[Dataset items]
═══

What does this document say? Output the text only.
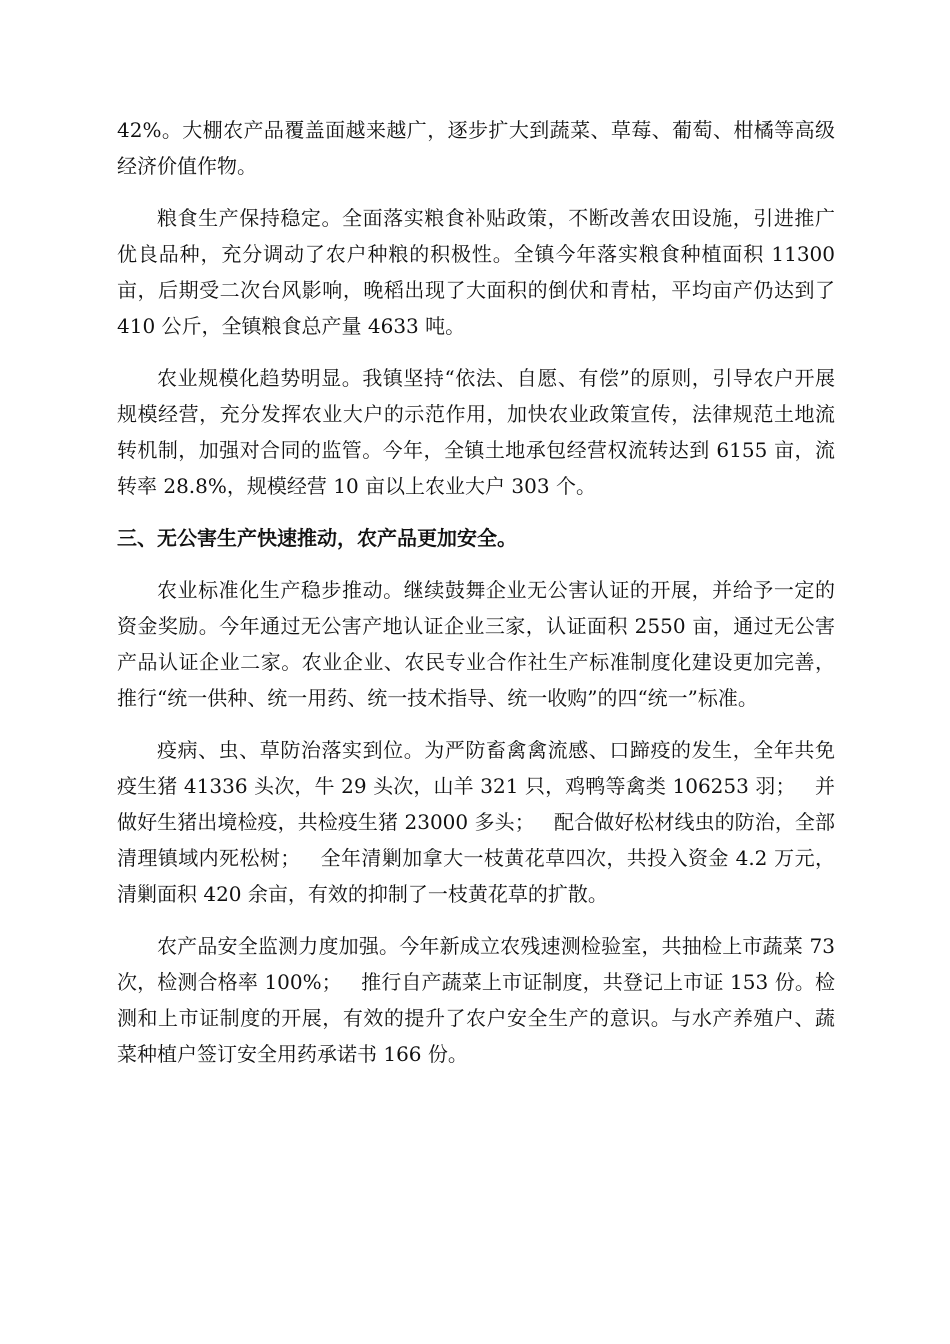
42%。大棚农产品覆盖面越来越广，逐步扩大到蔬菜、草莓、葡萄、柑橘等高级经济价值作物。

粮食生产保持稳定。全面落实粮食补贴政策，不断改善农田设施，引进推广优良品种，充分调动了农户种粮的积极性。全镇今年落实粮食种植面积 11300 亩，后期受二次台风影响，晚稻出现了大面积的倒伏和青枯，平均亩产仍达到了 410 公斤，全镇粮食总产量 4633 吨。

农业规模化趋势明显。我镇坚持“依法、自愿、有偿”的原则，引导农户开展规模经营，充分发挥农业大户的示范作用，加快农业政策宣传，法律规范土地流转机制，加强对合同的监管。今年，全镇土地承包经营权流转达到 6155 亩，流转率 28.8%，规模经营 10 亩以上农业大户 303 个。

三、无公害生产快速推动，农产品更加安全。

农业标准化生产稳步推动。继续鼓舞企业无公害认证的开展，并给予一定的资金奖励。今年通过无公害产地认证企业三家，认证面积 2550 亩，通过无公害产品认证企业二家。农业企业、农民专业合作社生产标准制度化建设更加完善，推行“统一供种、统一用药、统一技术指导、统一收购”的四“统一”标准。

疫病、虫、草防治落实到位。为严防畜禽禽流感、口蹄疫的发生，全年共免疫生猪 41336 头次，牛 29 头次，山羊 321 只，鸡鸭等禽类 106253 羽；   并做好生猪出境检疫，共检疫生猪 23000 多头；   配合做好松材线虫的防治，全部清理镇域内死松树；   全年清剿加拿大一枝黄花草四次，共投入资金 4.2 万元，清剿面积 420 余亩，有效的抑制了一枝黄花草的扩散。

农产品安全监测力度加强。今年新成立农残速测检验室，共抽检上市蔬菜 73 次，检测合格率 100%；   推行自产蔬菜上市证制度，共登记上市证 153 份。检测和上市证制度的开展，有效的提升了农户安全生产的意识。与水产养殖户、蔬菜种植户签订安全用药承诺书 166 份。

═══

Retype the records exactly. Any image in them should not appear in what you write.

RESPONSE
What does this document say? Output the text only.
42%。大棚农产品覆盖面越来越广，逐步扩大到蔬菜、草莓、葡萄、柑橘等高级经济价值作物。

粮食生产保持稳定。全面落实粮食补贴政策，不断改善农田设施，引进推广优良品种，充分调动了农户种粮的积极性。全镇今年落实粮食种植面积 11300 亩，后期受二次台风影响，晚稻出现了大面积的倒伏和青枯，平均亩产仍达到了 410 公斤，全镇粮食总产量 4633 吨。

农业规模化趋势明显。我镇坚持“依法、自愿、有偿”的原则，引导农户开展规模经营，充分发挥农业大户的示范作用，加快农业政策宣传，法律规范土地流转机制，加强对合同的监管。今年，全镇土地承包经营权流转达到 6155 亩，流转率 28.8%，规模经营 10 亩以上农业大户 303 个。

三、无公害生产快速推动，农产品更加安全。

农业标准化生产稳步推动。继续鼓舞企业无公害认证的开展，并给予一定的资金奖励。今年通过无公害产地认证企业三家，认证面积 2550 亩，通过无公害产品认证企业二家。农业企业、农民专业合作社生产标准制度化建设更加完善，推行“统一供种、统一用药、统一技术指导、统一收购”的四“统一”标准。

疫病、虫、草防治落实到位。为严防畜禽禽流感、口蹄疫的发生，全年共免疫生猪 41336 头次，牛 29 头次，山羊 321 只，鸡鸭等禽类 106253 羽；   并做好生猪出境检疫，共检疫生猪 23000 多头；   配合做好松材线虫的防治，全部清理镇域内死松树；   全年清剿加拿大一枝黄花草四次，共投入资金 4.2 万元，清剿面积 420 余亩，有效的抑制了一枝黄花草的扩散。

农产品安全监测力度加强。今年新成立农残速测检验室，共抽检上市蔬菜 73 次，检测合格率 100%；   推行自产蔬菜上市证制度，共登记上市证 153 份。检测和上市证制度的开展，有效的提升了农户安全生产的意识。与水产养殖户、蔬菜种植户签订安全用药承诺书 166 份。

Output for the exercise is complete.